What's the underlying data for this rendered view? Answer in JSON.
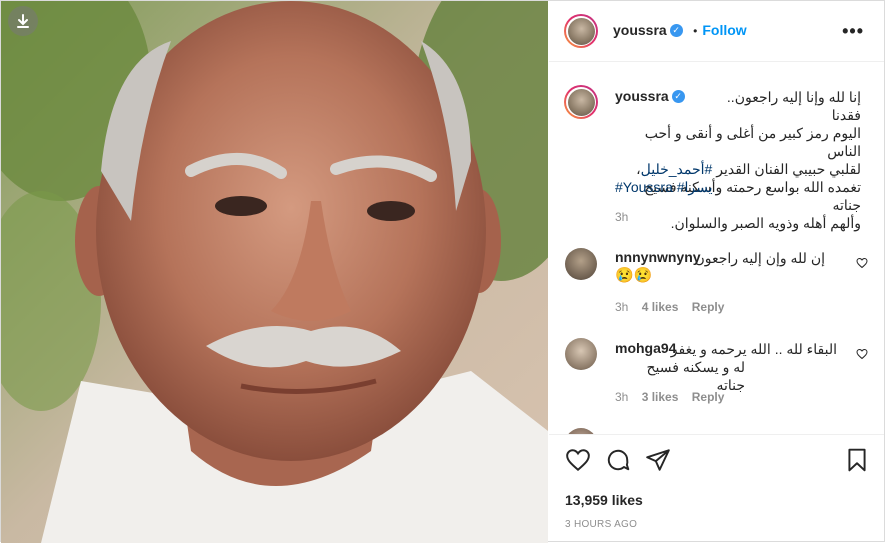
{
  "header": {
    "username": "youssra",
    "follow_label": "Follow",
    "separator": "•",
    "more_icon": "more-dots-icon"
  },
  "caption": {
    "username": "youssra",
    "text_line1": "إنا لله وإنا إليه راجعون.. فقدنا",
    "text_line2": "اليوم رمز كبير من أغلى و أنقى و أحب الناس",
    "text_line3_prefix": "لقلبي حبيبي الفنان القدير ",
    "text_line3_tag": "#أحمد_خليل",
    "text_line3_suffix": "،",
    "text_line4": "تغمده الله بواسع رحمته وأسكنه فسيح جناته",
    "text_line5": "وألهم أهله وذويه الصبر والسلوان.",
    "tags_line": "#Youssra #يسرا",
    "time": "3h"
  },
  "comments": [
    {
      "username": "nnnynwnyny",
      "text": "إن لله وإن إليه راجعون",
      "emoji": "😢😢",
      "time": "3h",
      "likes": "4 likes",
      "reply": "Reply"
    },
    {
      "username": "mohga94",
      "text_line1": "البقاء لله .. الله يرحمه و يغفر",
      "text_line2": "له و يسكنه فسيح جناته",
      "time": "3h",
      "likes": "3 likes",
      "reply": "Reply"
    }
  ],
  "actions": {
    "like_icon": "heart-icon",
    "comment_icon": "comment-icon",
    "share_icon": "share-icon",
    "save_icon": "bookmark-icon",
    "likes_count": "13,959 likes",
    "timestamp": "3 HOURS AGO"
  },
  "colors": {
    "accent": "#0095f6",
    "verified": "#3897f0",
    "text": "#262626",
    "muted": "#8e8e8e",
    "hashtag": "#00376b"
  }
}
··········
Return the entries unchanged, save for the pictures, which do not belong in the copy.

§ Solution
What's the underlying data for this rendered view? Answer in JSON.
{
  "header": {
    "username": "youssra",
    "follow_label": "Follow",
    "separator": "•",
    "more_icon": "more-dots-icon"
  },
  "caption": {
    "username": "youssra",
    "text_line1": "إنا لله وإنا إليه راجعون.. فقدنا",
    "text_line2": "اليوم رمز كبير من أغلى و أنقى و أحب الناس",
    "text_line3_prefix": "لقلبي حبيبي الفنان القدير ",
    "text_line3_tag": "#أحمد_خليل",
    "text_line3_suffix": "،",
    "text_line4": "تغمده الله بواسع رحمته وأسكنه فسيح جناته",
    "text_line5": "وألهم أهله وذويه الصبر والسلوان.",
    "tags_line": "#Youssra #يسرا",
    "time": "3h"
  },
  "comments": [
    {
      "username": "nnnynwnyny",
      "text": "إن لله وإن إليه راجعون",
      "emoji": "😢😢",
      "time": "3h",
      "likes": "4 likes",
      "reply": "Reply"
    },
    {
      "username": "mohga94",
      "text_line1": "البقاء لله .. الله يرحمه و يغفر",
      "text_line2": "له و يسكنه فسيح جناته",
      "time": "3h",
      "likes": "3 likes",
      "reply": "Reply"
    }
  ],
  "actions": {
    "like_icon": "heart-icon",
    "comment_icon": "comment-icon",
    "share_icon": "share-icon",
    "save_icon": "bookmark-icon",
    "likes_count": "13,959 likes",
    "timestamp": "3 HOURS AGO"
  },
  "colors": {
    "accent": "#0095f6",
    "verified": "#3897f0",
    "text": "#262626",
    "muted": "#8e8e8e",
    "hashtag": "#00376b"
  }
}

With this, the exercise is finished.